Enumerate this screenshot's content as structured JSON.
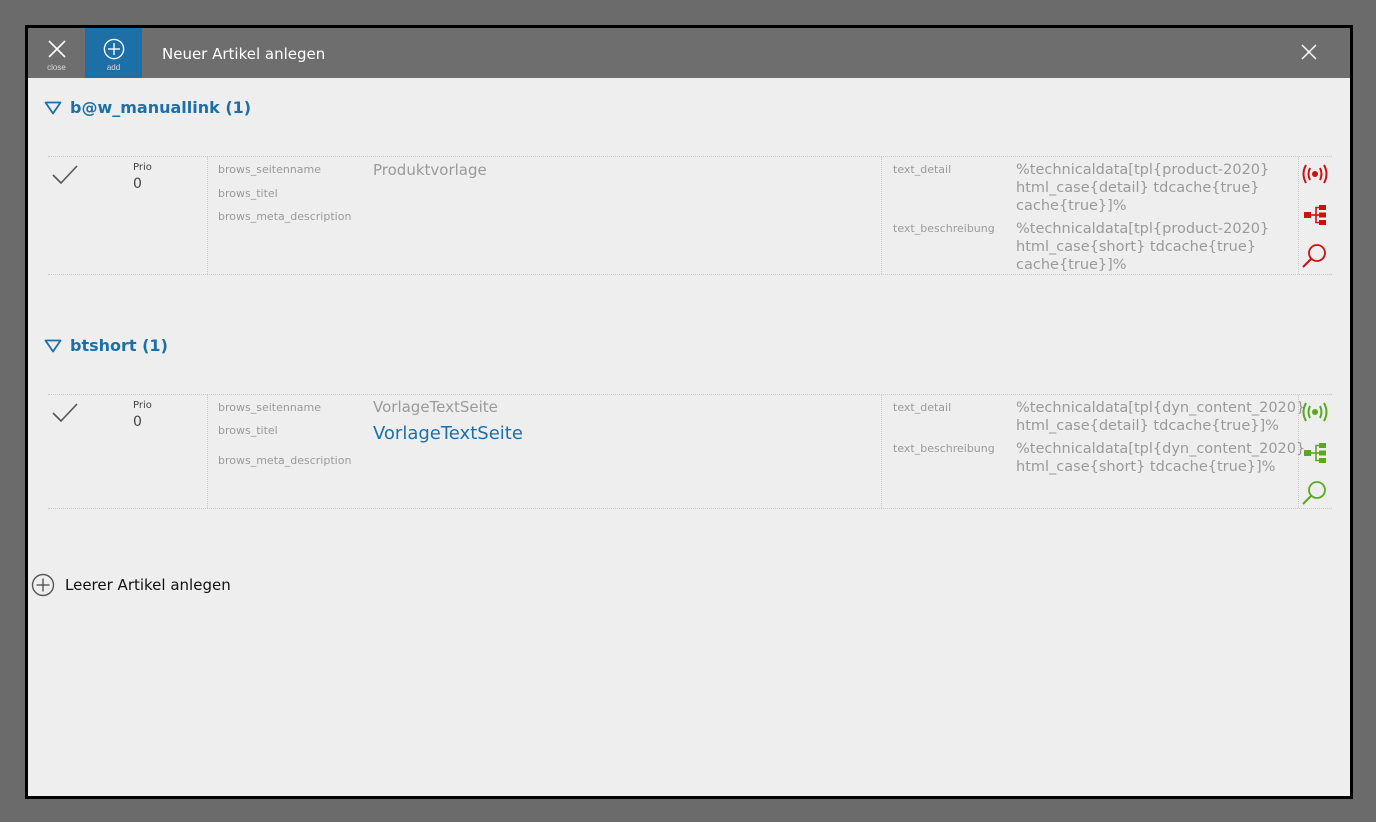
{
  "toolbar": {
    "close_label": "close",
    "add_label": "add",
    "title": "Neuer Artikel anlegen"
  },
  "groups": [
    {
      "heading": "b@w_manuallink (1)",
      "status_color": "#cc1111",
      "row": {
        "prio_label": "Prio",
        "prio_value": "0",
        "field_labels": [
          "brows_seitenname",
          "brows_titel",
          "brows_meta_description"
        ],
        "seitenname_value": "Produktvorlage",
        "titel_value": "",
        "text_detail_label": "text_detail",
        "text_detail_value": "%technicaldata[tpl{product-2020} html_case{detail} tdcache{true} cache{true}]%",
        "text_beschreibung_label": "text_beschreibung",
        "text_beschreibung_value": "%technicaldata[tpl{product-2020} html_case{short} tdcache{true} cache{true}]%"
      }
    },
    {
      "heading": "btshort (1)",
      "status_color": "#5aa81e",
      "row": {
        "prio_label": "Prio",
        "prio_value": "0",
        "field_labels": [
          "brows_seitenname",
          "brows_titel",
          "brows_meta_description"
        ],
        "seitenname_value": "VorlageTextSeite",
        "titel_value": "VorlageTextSeite",
        "text_detail_label": "text_detail",
        "text_detail_value": "%technicaldata[tpl{dyn_content_2020} html_case{detail} tdcache{true}]%",
        "text_beschreibung_label": "text_beschreibung",
        "text_beschreibung_value": "%technicaldata[tpl{dyn_content_2020} html_case{short} tdcache{true}]%"
      }
    }
  ],
  "add_empty_label": "Leerer Artikel anlegen",
  "colors": {
    "accent": "#1d6fa8",
    "titlebar": "#6e6e6e"
  },
  "icons": [
    "close-icon",
    "add-circle-icon",
    "triangle-down-icon",
    "check-icon",
    "broadcast-icon",
    "sitemap-icon",
    "search-icon"
  ]
}
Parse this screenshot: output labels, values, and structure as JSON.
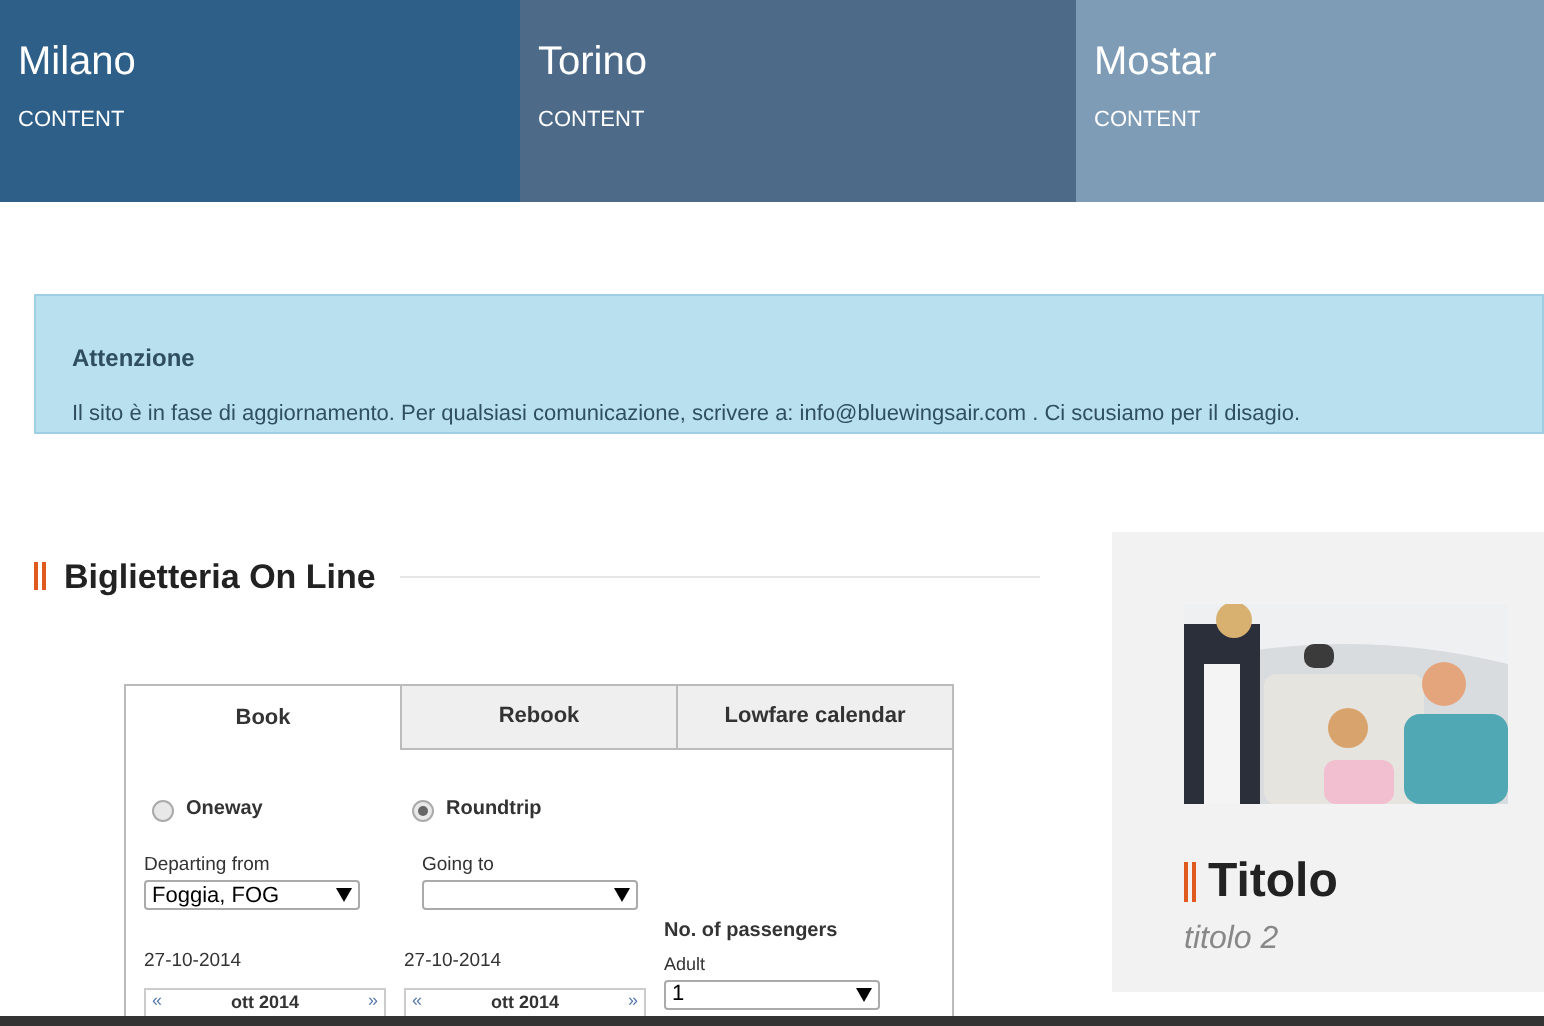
{
  "header_tiles": [
    {
      "title": "Milano",
      "subtitle": "CONTENT",
      "color": "#2e5f88"
    },
    {
      "title": "Torino",
      "subtitle": "CONTENT",
      "color": "#4d6a88"
    },
    {
      "title": "Mostar",
      "subtitle": "CONTENT",
      "color": "#7f9cb7"
    }
  ],
  "alert": {
    "title": "Attenzione",
    "message": "Il sito è in fase di aggiornamento. Per qualsiasi comunicazione, scrivere a: info@bluewingsair.com . Ci scusiamo per il disagio."
  },
  "booking": {
    "heading": "Biglietteria On Line",
    "tabs": [
      {
        "label": "Book",
        "selected": true
      },
      {
        "label": "Rebook",
        "selected": false
      },
      {
        "label": "Lowfare calendar",
        "selected": false
      }
    ],
    "trip_types": [
      {
        "label": "Oneway",
        "selected": false
      },
      {
        "label": "Roundtrip",
        "selected": true
      }
    ],
    "departing": {
      "label": "Departing from",
      "value": "Foggia, FOG"
    },
    "going": {
      "label": "Going to"
    },
    "dates": [
      {
        "date": "27-10-2014",
        "prev": "«",
        "month": "ott 2014",
        "next": "»"
      },
      {
        "date": "27-10-2014",
        "prev": "«",
        "month": "ott 2014",
        "next": "»"
      }
    ],
    "passengers": {
      "heading": "No. of passengers",
      "label": "Adult",
      "value": "1"
    }
  },
  "side_panel": {
    "title": "Titolo",
    "subtitle": "titolo 2"
  }
}
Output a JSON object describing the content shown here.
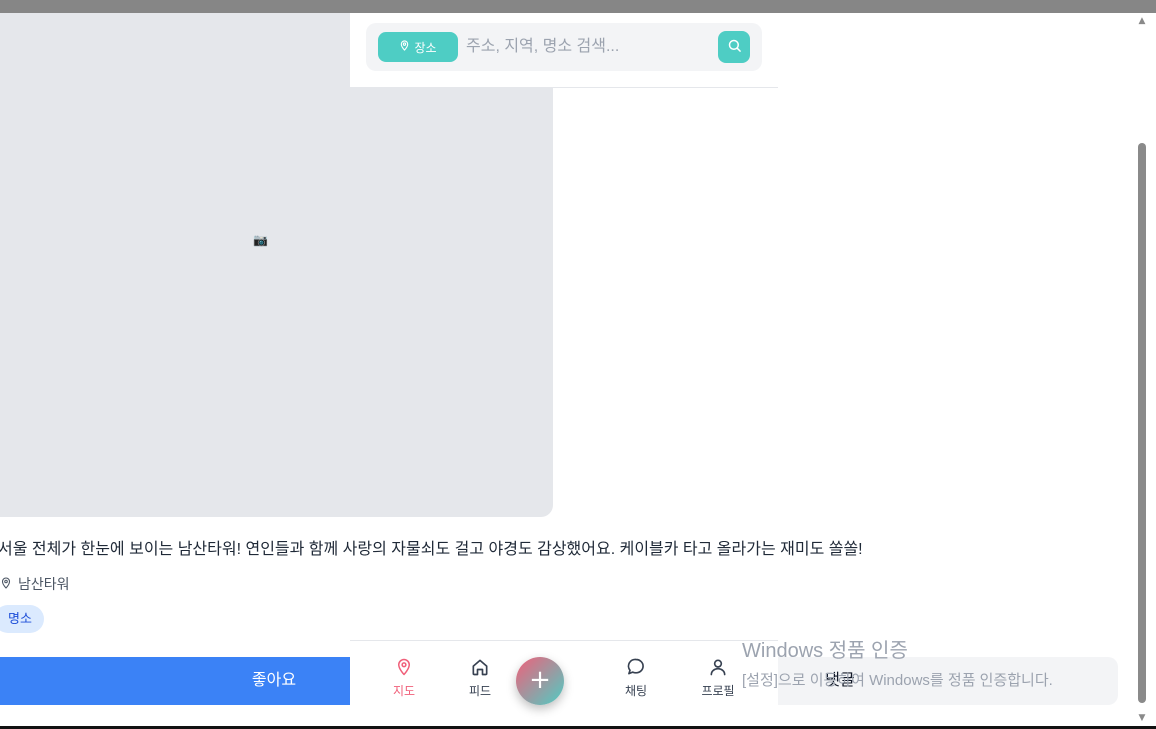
{
  "post": {
    "image_placeholder_glyph": "📷",
    "text": "서울 전체가 한눈에 보이는 남산타워! 연인들과 함께 사랑의 자물쇠도 걸고 야경도 감상했어요. 케이블카 타고 올라가는 재미도 쏠쏠!",
    "location": "남산타워",
    "tag": "명소",
    "like_label": "좋아요",
    "comment_label": "댓글"
  },
  "search": {
    "chip_label": "장소",
    "placeholder": "주소, 지역, 명소 검색..."
  },
  "nav": {
    "items": [
      {
        "label": "지도",
        "icon": "map-pin-icon",
        "active": true
      },
      {
        "label": "피드",
        "icon": "home-icon",
        "active": false
      },
      {
        "label": "채팅",
        "icon": "chat-bubble-icon",
        "active": false
      },
      {
        "label": "프로필",
        "icon": "user-icon",
        "active": false
      }
    ],
    "fab_symbol": "+"
  },
  "watermark": {
    "title": "Windows 정품 인증",
    "subtitle": "[설정]으로 이동하여 Windows를 정품 인증합니다."
  },
  "colors": {
    "accent": "#4ecdc4",
    "active_nav": "#f0607a",
    "like_button": "#3b82f6",
    "tag_bg": "#dbeafe"
  }
}
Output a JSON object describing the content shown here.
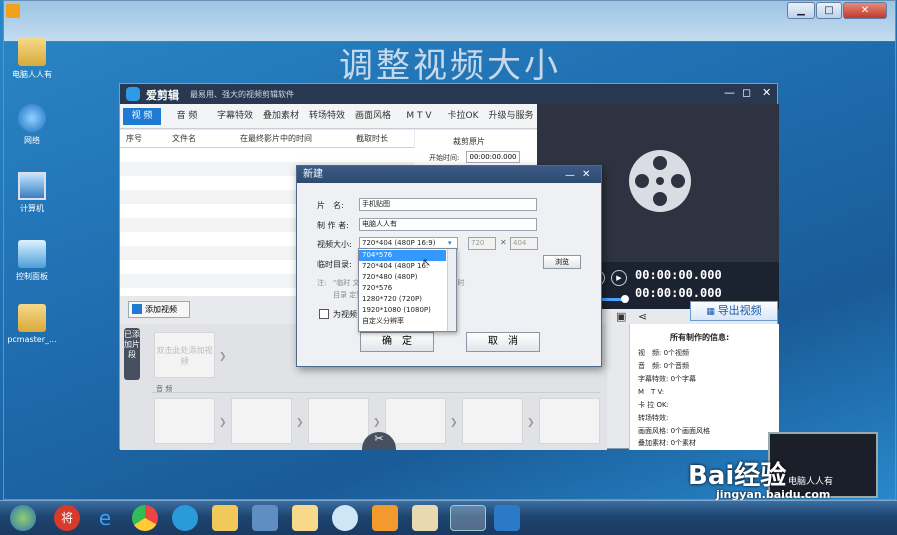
{
  "video_overlay_title": "调整视频大小",
  "desktop_icons": [
    {
      "label": "电脑人人有"
    },
    {
      "label": "网络"
    },
    {
      "label": "计算机"
    },
    {
      "label": "控制面板"
    },
    {
      "label": "pcmaster_..."
    }
  ],
  "app": {
    "name": "爱剪辑",
    "slogan": "最易用、强大的视频剪辑软件",
    "tabs": [
      "视 频",
      "音 频",
      "字幕特效",
      "叠加素材",
      "转场特效",
      "画面风格",
      "M T V",
      "卡拉OK",
      "升级与服务"
    ],
    "list_columns": [
      "序号",
      "文件名",
      "在最终影片中的时间",
      "截取时长"
    ],
    "clip_panel": {
      "title": "裁剪原片",
      "start_label": "开始时间:",
      "start_value": "00:00:00.000"
    },
    "timecode_top": "00:00:00.000",
    "timecode_bottom": "00:00:00.000",
    "add_video_label": "添加视频",
    "export_label": "导出视频",
    "added_clips_label": "已添加片段",
    "slot_hint": "双击此处添加视频",
    "audio_label": "音 频",
    "info": {
      "title": "所有制作的信息:",
      "rows": [
        {
          "k": "视　频:",
          "v": "0个视频"
        },
        {
          "k": "音　频:",
          "v": "0个音频"
        },
        {
          "k": "字幕特效:",
          "v": "0个字幕"
        },
        {
          "k": "M　T V:",
          "v": ""
        },
        {
          "k": "卡 拉 OK:",
          "v": ""
        },
        {
          "k": "转场特效:",
          "v": ""
        },
        {
          "k": "画面风格:",
          "v": "0个画面风格"
        },
        {
          "k": "叠加素材:",
          "v": "0个素材"
        }
      ]
    }
  },
  "dialog": {
    "title": "新建",
    "name_label": "片　名:",
    "name_value": "手机贴图",
    "author_label": "制 作 者:",
    "author_value": "电脑人人有",
    "size_label": "视频大小:",
    "size_value": "720*404 (480P 16:9)",
    "width_value": "720",
    "height_value": "404",
    "temp_label": "临时目录:",
    "browse_label": "浏览",
    "note_prefix": "注:",
    "note_line1": "\"临时 文件摆放位置。如果软件默认的临时",
    "note_line2": "目录 定到更大的磁盘空间处。",
    "checkbox_label": "为视频自",
    "ok_label": "确　定",
    "cancel_label": "取　消",
    "size_options": [
      "704*576",
      "720*404 (480P 16:",
      "720*480 (480P)",
      "720*576",
      "1280*720 (720P)",
      "1920*1080 (1080P)",
      "自定义分辨率"
    ],
    "selected_option": 0
  },
  "watermark": {
    "brand": "Bai经验",
    "url": "jingyan.baidu.com",
    "thumb_text": "电脑人人有"
  },
  "colors": {
    "accent": "#1e7bd1",
    "dialog_title": "#2e4a70",
    "app_title": "#283850"
  }
}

> **YOUR OBJECTIVE**
Identify every line where the string "technicaldata" appears.

> **THE COMPLETED TASK**
        "text_detail_value": "%technicaldata[tpl{product-2020} html_case{detail} tdcache{true} cache{true}]%",
        "text_beschreibung_value": "%technicaldata[tpl{product-2020} html_case{short} tdcache{true} cache{true}]%"
        "text_detail_value": "%technicaldata[tpl{dyn_content_2020} html_case{detail} tdcache{true}]%",
        "text_beschreibung_value": "%technicaldata[tpl{dyn_content_2020} html_case{short} tdcache{true}]%"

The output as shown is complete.